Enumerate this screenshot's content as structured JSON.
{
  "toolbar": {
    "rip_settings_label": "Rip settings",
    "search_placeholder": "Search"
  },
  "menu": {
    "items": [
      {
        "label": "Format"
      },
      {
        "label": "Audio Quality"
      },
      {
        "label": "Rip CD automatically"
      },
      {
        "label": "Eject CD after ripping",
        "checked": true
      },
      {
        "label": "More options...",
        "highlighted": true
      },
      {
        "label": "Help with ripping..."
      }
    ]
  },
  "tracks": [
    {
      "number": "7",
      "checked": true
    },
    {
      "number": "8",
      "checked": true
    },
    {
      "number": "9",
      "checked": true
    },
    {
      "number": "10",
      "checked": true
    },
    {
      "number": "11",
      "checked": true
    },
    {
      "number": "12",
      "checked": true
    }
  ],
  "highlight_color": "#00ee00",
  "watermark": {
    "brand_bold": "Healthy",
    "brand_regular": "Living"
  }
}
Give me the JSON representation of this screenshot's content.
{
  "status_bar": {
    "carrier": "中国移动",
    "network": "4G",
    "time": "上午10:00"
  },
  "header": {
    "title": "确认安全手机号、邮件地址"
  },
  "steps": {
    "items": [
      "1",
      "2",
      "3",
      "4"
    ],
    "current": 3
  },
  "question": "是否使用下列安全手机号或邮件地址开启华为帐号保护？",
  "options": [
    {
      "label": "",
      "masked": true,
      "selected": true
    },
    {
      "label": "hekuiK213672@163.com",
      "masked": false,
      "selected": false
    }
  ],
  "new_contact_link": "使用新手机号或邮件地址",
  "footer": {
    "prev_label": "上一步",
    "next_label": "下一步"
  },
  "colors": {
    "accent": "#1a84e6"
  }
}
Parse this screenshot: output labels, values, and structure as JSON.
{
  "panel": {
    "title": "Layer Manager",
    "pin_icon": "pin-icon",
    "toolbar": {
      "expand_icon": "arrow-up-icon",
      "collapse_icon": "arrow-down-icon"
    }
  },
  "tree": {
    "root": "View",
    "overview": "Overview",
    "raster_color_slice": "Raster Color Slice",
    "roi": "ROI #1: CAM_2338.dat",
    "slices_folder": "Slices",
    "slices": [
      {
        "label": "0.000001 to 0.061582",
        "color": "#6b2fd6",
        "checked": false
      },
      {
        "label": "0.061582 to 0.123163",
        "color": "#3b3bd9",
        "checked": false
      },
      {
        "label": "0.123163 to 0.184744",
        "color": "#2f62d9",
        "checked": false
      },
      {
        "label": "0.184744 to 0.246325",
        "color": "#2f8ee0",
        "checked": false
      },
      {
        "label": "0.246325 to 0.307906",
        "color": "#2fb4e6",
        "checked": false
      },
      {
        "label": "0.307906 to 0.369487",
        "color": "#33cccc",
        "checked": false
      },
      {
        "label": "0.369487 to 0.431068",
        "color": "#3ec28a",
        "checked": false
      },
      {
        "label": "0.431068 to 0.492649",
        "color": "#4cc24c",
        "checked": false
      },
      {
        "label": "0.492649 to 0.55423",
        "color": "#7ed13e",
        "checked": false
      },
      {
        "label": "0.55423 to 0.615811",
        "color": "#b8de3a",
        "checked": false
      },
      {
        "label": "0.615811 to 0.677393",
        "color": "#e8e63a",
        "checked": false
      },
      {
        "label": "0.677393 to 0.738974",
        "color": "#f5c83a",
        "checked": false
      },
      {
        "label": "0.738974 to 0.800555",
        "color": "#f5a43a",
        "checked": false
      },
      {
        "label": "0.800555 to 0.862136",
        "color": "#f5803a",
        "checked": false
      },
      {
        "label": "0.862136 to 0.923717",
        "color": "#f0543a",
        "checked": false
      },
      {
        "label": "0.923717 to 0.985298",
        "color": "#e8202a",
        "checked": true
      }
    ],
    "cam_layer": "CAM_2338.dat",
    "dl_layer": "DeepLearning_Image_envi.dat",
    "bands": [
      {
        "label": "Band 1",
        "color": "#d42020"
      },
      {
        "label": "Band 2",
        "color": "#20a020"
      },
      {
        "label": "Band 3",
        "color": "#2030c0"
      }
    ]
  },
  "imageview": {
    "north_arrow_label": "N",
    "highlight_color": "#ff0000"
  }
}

# SET TASK:
Show every line of the listing in which the string "content" can be found.

# CORRECT OUTPUT:
Enumerate this screenshot's content as structured JSON.
Give me the JSON representation of this screenshot's content.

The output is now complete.